Please print all of the material below, word for word.

-- START --

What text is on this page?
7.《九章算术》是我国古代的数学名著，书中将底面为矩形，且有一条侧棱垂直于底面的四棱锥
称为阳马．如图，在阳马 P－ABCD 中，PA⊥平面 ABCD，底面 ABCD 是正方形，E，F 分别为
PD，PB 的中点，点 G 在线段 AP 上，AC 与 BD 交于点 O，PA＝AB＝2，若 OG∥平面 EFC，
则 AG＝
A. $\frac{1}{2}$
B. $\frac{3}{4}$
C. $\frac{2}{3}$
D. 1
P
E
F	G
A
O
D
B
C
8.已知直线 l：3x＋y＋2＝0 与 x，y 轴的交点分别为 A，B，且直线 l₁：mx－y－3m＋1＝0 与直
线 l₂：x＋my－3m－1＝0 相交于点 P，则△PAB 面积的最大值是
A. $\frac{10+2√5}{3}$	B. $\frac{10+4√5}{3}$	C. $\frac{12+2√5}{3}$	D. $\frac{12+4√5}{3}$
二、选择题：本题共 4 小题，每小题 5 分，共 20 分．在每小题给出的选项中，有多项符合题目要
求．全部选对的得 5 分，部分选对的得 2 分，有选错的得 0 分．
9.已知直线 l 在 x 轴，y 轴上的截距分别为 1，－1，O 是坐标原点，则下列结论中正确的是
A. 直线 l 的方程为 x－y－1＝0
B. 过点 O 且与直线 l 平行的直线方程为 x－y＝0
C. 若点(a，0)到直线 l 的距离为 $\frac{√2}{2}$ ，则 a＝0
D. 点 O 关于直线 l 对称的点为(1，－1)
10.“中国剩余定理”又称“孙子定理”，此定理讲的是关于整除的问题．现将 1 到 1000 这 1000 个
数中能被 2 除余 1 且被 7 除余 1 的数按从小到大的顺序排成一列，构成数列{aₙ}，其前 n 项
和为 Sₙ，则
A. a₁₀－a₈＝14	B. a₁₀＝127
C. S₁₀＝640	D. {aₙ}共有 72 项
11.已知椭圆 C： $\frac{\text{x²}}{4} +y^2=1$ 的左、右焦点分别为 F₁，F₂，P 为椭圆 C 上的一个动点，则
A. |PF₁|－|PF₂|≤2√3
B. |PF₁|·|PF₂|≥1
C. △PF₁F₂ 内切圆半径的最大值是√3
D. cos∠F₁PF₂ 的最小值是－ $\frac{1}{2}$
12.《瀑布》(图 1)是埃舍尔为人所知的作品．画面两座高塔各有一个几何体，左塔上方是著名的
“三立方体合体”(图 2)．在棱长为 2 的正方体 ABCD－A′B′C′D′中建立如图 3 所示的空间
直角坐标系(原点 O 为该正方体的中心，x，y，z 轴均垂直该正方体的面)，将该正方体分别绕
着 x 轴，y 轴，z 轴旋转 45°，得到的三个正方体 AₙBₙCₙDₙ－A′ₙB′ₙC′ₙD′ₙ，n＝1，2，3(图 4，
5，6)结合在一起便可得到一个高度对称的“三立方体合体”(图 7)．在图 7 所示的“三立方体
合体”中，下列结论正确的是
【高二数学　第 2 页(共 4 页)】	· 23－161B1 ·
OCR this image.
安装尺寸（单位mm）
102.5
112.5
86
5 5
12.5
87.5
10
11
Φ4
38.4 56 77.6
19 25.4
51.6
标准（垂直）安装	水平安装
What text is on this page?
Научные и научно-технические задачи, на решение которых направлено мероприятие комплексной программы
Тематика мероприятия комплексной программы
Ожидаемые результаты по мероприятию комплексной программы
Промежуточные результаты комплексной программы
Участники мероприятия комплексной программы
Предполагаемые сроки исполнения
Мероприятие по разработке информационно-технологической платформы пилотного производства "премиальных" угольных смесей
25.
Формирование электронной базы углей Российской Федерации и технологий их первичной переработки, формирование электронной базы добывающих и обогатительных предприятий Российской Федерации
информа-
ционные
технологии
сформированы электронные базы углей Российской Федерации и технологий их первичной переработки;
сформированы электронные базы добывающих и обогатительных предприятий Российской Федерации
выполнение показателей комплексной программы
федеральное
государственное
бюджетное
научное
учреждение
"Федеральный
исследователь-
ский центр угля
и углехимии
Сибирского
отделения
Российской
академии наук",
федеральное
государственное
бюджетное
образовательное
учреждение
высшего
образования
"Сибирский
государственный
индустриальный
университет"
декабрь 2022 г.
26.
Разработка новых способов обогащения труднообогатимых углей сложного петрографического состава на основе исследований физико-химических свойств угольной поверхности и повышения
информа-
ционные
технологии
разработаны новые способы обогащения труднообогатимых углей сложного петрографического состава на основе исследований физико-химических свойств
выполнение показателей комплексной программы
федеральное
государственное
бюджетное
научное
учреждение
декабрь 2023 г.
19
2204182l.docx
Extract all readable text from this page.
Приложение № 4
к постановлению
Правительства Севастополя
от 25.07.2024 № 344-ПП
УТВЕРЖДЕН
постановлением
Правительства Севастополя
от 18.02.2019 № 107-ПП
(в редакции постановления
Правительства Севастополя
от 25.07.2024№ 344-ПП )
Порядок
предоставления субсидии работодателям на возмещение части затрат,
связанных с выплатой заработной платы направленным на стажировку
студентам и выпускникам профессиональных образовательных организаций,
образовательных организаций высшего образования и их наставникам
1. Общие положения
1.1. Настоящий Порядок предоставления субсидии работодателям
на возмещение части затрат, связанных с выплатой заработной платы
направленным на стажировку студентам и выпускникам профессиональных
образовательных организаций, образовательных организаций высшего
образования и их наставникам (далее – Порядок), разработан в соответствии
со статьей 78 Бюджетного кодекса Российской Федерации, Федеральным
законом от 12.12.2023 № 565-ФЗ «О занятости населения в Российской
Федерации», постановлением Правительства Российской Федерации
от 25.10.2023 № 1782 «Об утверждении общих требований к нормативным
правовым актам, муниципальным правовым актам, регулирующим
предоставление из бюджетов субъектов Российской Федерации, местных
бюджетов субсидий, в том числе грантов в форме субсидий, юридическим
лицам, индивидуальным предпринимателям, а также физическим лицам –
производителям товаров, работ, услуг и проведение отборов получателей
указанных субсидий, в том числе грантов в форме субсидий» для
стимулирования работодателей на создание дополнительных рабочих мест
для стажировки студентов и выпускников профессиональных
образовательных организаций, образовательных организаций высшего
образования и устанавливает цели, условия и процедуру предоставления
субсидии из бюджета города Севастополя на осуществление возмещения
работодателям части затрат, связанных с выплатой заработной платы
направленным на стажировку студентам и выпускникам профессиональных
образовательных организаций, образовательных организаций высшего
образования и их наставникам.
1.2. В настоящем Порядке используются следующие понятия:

-- END --

■ **TASK RESPONSE**
What text is on this page?
7.《九章算术》是我国古代的数学名著，书中将底面为矩形，且有一条侧棱垂直于底面的四棱锥
称为阳马．如图，在阳马 P－ABCD 中，PA⊥平面 ABCD，底面 ABCD 是正方形，E，F 分别为
PD，PB 的中点，点 G 在线段 AP 上，AC 与 BD 交于点 O，PA＝AB＝2，若 OG∥平面 EFC，
则 AG＝
A. $\frac{1}{2}$
B. $\frac{3}{4}$
C. $\frac{2}{3}$
D. 1
P
E
F	G
A
O
D
B
C
8.已知直线 l：3x＋y＋2＝0 与 x，y 轴的交点分别为 A，B，且直线 l₁：mx－y－3m＋1＝0 与直
线 l₂：x＋my－3m－1＝0 相交于点 P，则△PAB 面积的最大值是
A. $\frac{10+2√5}{3}$	B. $\frac{10+4√5}{3}$	C. $\frac{12+2√5}{3}$	D. $\frac{12+4√5}{3}$
二、选择题：本题共 4 小题，每小题 5 分，共 20 分．在每小题给出的选项中，有多项符合题目要
求．全部选对的得 5 分，部分选对的得 2 分，有选错的得 0 分．
9.已知直线 l 在 x 轴，y 轴上的截距分别为 1，－1，O 是坐标原点，则下列结论中正确的是
A. 直线 l 的方程为 x－y－1＝0
B. 过点 O 且与直线 l 平行的直线方程为 x－y＝0
C. 若点(a，0)到直线 l 的距离为 $\frac{√2}{2}$ ，则 a＝0
D. 点 O 关于直线 l 对称的点为(1，－1)
10.“中国剩余定理”又称“孙子定理”，此定理讲的是关于整除的问题．现将 1 到 1000 这 1000 个
数中能被 2 除余 1 且被 7 除余 1 的数按从小到大的顺序排成一列，构成数列{aₙ}，其前 n 项
和为 Sₙ，则
A. a₁₀－a₈＝14	B. a₁₀＝127
C. S₁₀＝640	D. {aₙ}共有 72 项
11.已知椭圆 C： $\frac{\text{x²}}{4} +y^2=1$ 的左、右焦点分别为 F₁，F₂，P 为椭圆 C 上的一个动点，则
A. |PF₁|－|PF₂|≤2√3
B. |PF₁|·|PF₂|≥1
C. △PF₁F₂ 内切圆半径的最大值是√3
D. cos∠F₁PF₂ 的最小值是－ $\frac{1}{2}$
12.《瀑布》(图 1)是埃舍尔为人所知的作品．画面两座高塔各有一个几何体，左塔上方是著名的
“三立方体合体”(图 2)．在棱长为 2 的正方体 ABCD－A′B′C′D′中建立如图 3 所示的空间
直角坐标系(原点 O 为该正方体的中心，x，y，z 轴均垂直该正方体的面)，将该正方体分别绕
着 x 轴，y 轴，z 轴旋转 45°，得到的三个正方体 AₙBₙCₙDₙ－A′ₙB′ₙC′ₙD′ₙ，n＝1，2，3(图 4，
5，6)结合在一起便可得到一个高度对称的“三立方体合体”(图 7)．在图 7 所示的“三立方体
合体”中，下列结论正确的是
【高二数学　第 2 页(共 4 页)】	· 23－161B1 ·
OCR this image.
安装尺寸（单位mm）
102.5
112.5
86
5 5
12.5
87.5
10
11
Φ4
38.4 56 77.6
19 25.4
51.6
标准（垂直）安装	水平安装
What text is on this page?
Научные и научно-технические задачи, на решение которых направлено мероприятие комплексной программы
Тематика мероприятия комплексной программы
Ожидаемые результаты по мероприятию комплексной программы
Промежуточные результаты комплексной программы
Участники мероприятия комплексной программы
Предполагаемые сроки исполнения
Мероприятие по разработке информационно-технологической платформы пилотного производства "премиальных" угольных смесей
25.
Формирование электронной базы углей Российской Федерации и технологий их первичной переработки, формирование электронной базы добывающих и обогатительных предприятий Российской Федерации
информа-
ционные
технологии
сформированы электронные базы углей Российской Федерации и технологий их первичной переработки;
сформированы электронные базы добывающих и обогатительных предприятий Российской Федерации
выполнение показателей комплексной программы
федеральное
государственное
бюджетное
научное
учреждение
"Федеральный
исследователь-
ский центр угля
и углехимии
Сибирского
отделения
Российской
академии наук",
федеральное
государственное
бюджетное
образовательное
учреждение
высшего
образования
"Сибирский
государственный
индустриальный
университет"
декабрь 2022 г.
26.
Разработка новых способов обогащения труднообогатимых углей сложного петрографического состава на основе исследований физико-химических свойств угольной поверхности и повышения
информа-
ционные
технологии
разработаны новые способы обогащения труднообогатимых углей сложного петрографического состава на основе исследований физико-химических свойств
выполнение показателей комплексной программы
федеральное
государственное
бюджетное
научное
учреждение
декабрь 2023 г.
19
2204182l.docx
Extract all readable text from this page.
Приложение № 4
к постановлению
Правительства Севастополя
от 25.07.2024 № 344-ПП
УТВЕРЖДЕН
постановлением
Правительства Севастополя
от 18.02.2019 № 107-ПП
(в редакции постановления
Правительства Севастополя
от 25.07.2024№ 344-ПП )
Порядок
предоставления субсидии работодателям на возмещение части затрат,
связанных с выплатой заработной платы направленным на стажировку
студентам и выпускникам профессиональных образовательных организаций,
образовательных организаций высшего образования и их наставникам
1. Общие положения
1.1. Настоящий Порядок предоставления субсидии работодателям
на возмещение части затрат, связанных с выплатой заработной платы
направленным на стажировку студентам и выпускникам профессиональных
образовательных организаций, образовательных организаций высшего
образования и их наставникам (далее – Порядок), разработан в соответствии
со статьей 78 Бюджетного кодекса Российской Федерации, Федеральным
законом от 12.12.2023 № 565-ФЗ «О занятости населения в Российской
Федерации», постановлением Правительства Российской Федерации
от 25.10.2023 № 1782 «Об утверждении общих требований к нормативным
правовым актам, муниципальным правовым актам, регулирующим
предоставление из бюджетов субъектов Российской Федерации, местных
бюджетов субсидий, в том числе грантов в форме субсидий, юридическим
лицам, индивидуальным предпринимателям, а также физическим лицам –
производителям товаров, работ, услуг и проведение отборов получателей
указанных субсидий, в том числе грантов в форме субсидий» для
стимулирования работодателей на создание дополнительных рабочих мест
для стажировки студентов и выпускников профессиональных
образовательных организаций, образовательных организаций высшего
образования и устанавливает цели, условия и процедуру предоставления
субсидии из бюджета города Севастополя на осуществление возмещения
работодателям части затрат, связанных с выплатой заработной платы
направленным на стажировку студентам и выпускникам профессиональных
образовательных организаций, образовательных организаций высшего
образования и их наставникам.
1.2. В настоящем Порядке используются следующие понятия:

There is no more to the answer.